:: Written instruction ::
Reproduce the records below exactly as they appear, omitting any pictures they contain.

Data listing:
□ □ □

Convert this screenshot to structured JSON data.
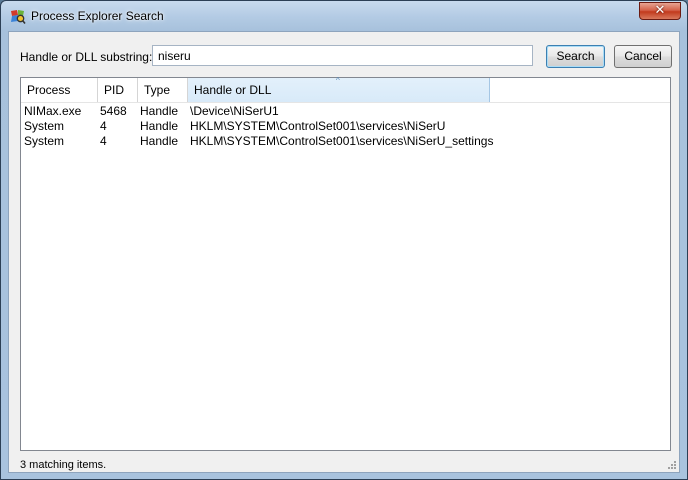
{
  "window": {
    "title": "Process Explorer Search",
    "close_glyph": "✕"
  },
  "search": {
    "label": "Handle or DLL substring:",
    "value": "niseru",
    "search_label": "Search",
    "cancel_label": "Cancel"
  },
  "columns": [
    "Process",
    "PID",
    "Type",
    "Handle or DLL"
  ],
  "sort": {
    "column": "Handle or DLL",
    "direction": "ascending",
    "indicator": "^"
  },
  "rows": [
    {
      "process": "NIMax.exe",
      "pid": "5468",
      "type": "Handle",
      "handle": "\\Device\\NiSerU1"
    },
    {
      "process": "System",
      "pid": "4",
      "type": "Handle",
      "handle": "HKLM\\SYSTEM\\ControlSet001\\services\\NiSerU"
    },
    {
      "process": "System",
      "pid": "4",
      "type": "Handle",
      "handle": "HKLM\\SYSTEM\\ControlSet001\\services\\NiSerU_settings"
    }
  ],
  "status": "3 matching items.",
  "colors": {
    "selected_column_header": "#dbecfa",
    "search_button_border": "#3c7fb1",
    "close_button": "#c8452b"
  },
  "icons": [
    "process-explorer-app-icon",
    "close-icon",
    "sort-ascending-icon",
    "resize-grip-icon"
  ]
}
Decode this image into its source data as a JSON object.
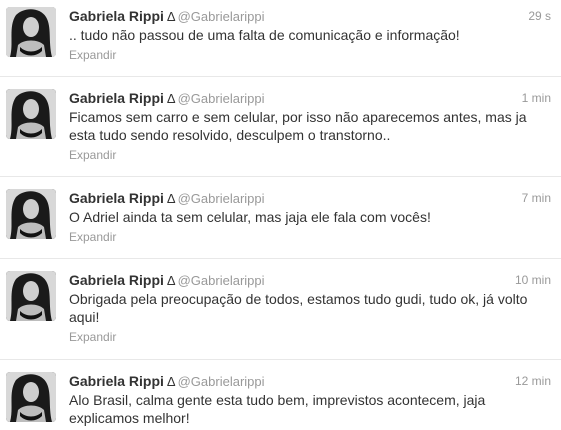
{
  "tweets": [
    {
      "fullname": "Gabriela Rippi",
      "delta": "Δ",
      "screenname": "@Gabrielarippi",
      "time": "29 s",
      "text": ".. tudo não passou de uma falta de comunicação e informação!",
      "expand": "Expandir"
    },
    {
      "fullname": "Gabriela Rippi",
      "delta": "Δ",
      "screenname": "@Gabrielarippi",
      "time": "1 min",
      "text": "Ficamos sem carro e sem celular, por isso não aparecemos antes, mas ja esta tudo sendo resolvido, desculpem o transtorno..",
      "expand": "Expandir"
    },
    {
      "fullname": "Gabriela Rippi",
      "delta": "Δ",
      "screenname": "@Gabrielarippi",
      "time": "7 min",
      "text": "O Adriel ainda ta sem celular, mas jaja ele fala com vocês!",
      "expand": "Expandir"
    },
    {
      "fullname": "Gabriela Rippi",
      "delta": "Δ",
      "screenname": "@Gabrielarippi",
      "time": "10 min",
      "text": "Obrigada pela preocupação de todos, estamos tudo gudi, tudo ok, já volto aqui!",
      "expand": "Expandir"
    },
    {
      "fullname": "Gabriela Rippi",
      "delta": "Δ",
      "screenname": "@Gabrielarippi",
      "time": "12 min",
      "text": "Alo Brasil, calma gente esta tudo bem, imprevistos acontecem, jaja explicamos melhor!",
      "expand": ""
    }
  ]
}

□ □ □

:: Written response ::
Convert this screenshot to structured JSON data.
{
  "window": {
    "title": "Process Explorer Search",
    "close_glyph": "✕"
  },
  "search": {
    "label": "Handle or DLL substring:",
    "value": "niseru",
    "search_label": "Search",
    "cancel_label": "Cancel"
  },
  "columns": [
    "Process",
    "PID",
    "Type",
    "Handle or DLL"
  ],
  "sort": {
    "column": "Handle or DLL",
    "direction": "ascending",
    "indicator": "^"
  },
  "rows": [
    {
      "process": "NIMax.exe",
      "pid": "5468",
      "type": "Handle",
      "handle": "\\Device\\NiSerU1"
    },
    {
      "process": "System",
      "pid": "4",
      "type": "Handle",
      "handle": "HKLM\\SYSTEM\\ControlSet001\\services\\NiSerU"
    },
    {
      "process": "System",
      "pid": "4",
      "type": "Handle",
      "handle": "HKLM\\SYSTEM\\ControlSet001\\services\\NiSerU_settings"
    }
  ],
  "status": "3 matching items.",
  "colors": {
    "selected_column_header": "#dbecfa",
    "search_button_border": "#3c7fb1",
    "close_button": "#c8452b"
  },
  "icons": [
    "process-explorer-app-icon",
    "close-icon",
    "sort-ascending-icon",
    "resize-grip-icon"
  ]
}
Decode this image into its source data as a JSON object.
{
  "tweets": [
    {
      "fullname": "Gabriela Rippi",
      "delta": "Δ",
      "screenname": "@Gabrielarippi",
      "time": "29 s",
      "text": ".. tudo não passou de uma falta de comunicação e informação!",
      "expand": "Expandir"
    },
    {
      "fullname": "Gabriela Rippi",
      "delta": "Δ",
      "screenname": "@Gabrielarippi",
      "time": "1 min",
      "text": "Ficamos sem carro e sem celular, por isso não aparecemos antes, mas ja esta tudo sendo resolvido, desculpem o transtorno..",
      "expand": "Expandir"
    },
    {
      "fullname": "Gabriela Rippi",
      "delta": "Δ",
      "screenname": "@Gabrielarippi",
      "time": "7 min",
      "text": "O Adriel ainda ta sem celular, mas jaja ele fala com vocês!",
      "expand": "Expandir"
    },
    {
      "fullname": "Gabriela Rippi",
      "delta": "Δ",
      "screenname": "@Gabrielarippi",
      "time": "10 min",
      "text": "Obrigada pela preocupação de todos, estamos tudo gudi, tudo ok, já volto aqui!",
      "expand": "Expandir"
    },
    {
      "fullname": "Gabriela Rippi",
      "delta": "Δ",
      "screenname": "@Gabrielarippi",
      "time": "12 min",
      "text": "Alo Brasil, calma gente esta tudo bem, imprevistos acontecem, jaja explicamos melhor!",
      "expand": ""
    }
  ]
}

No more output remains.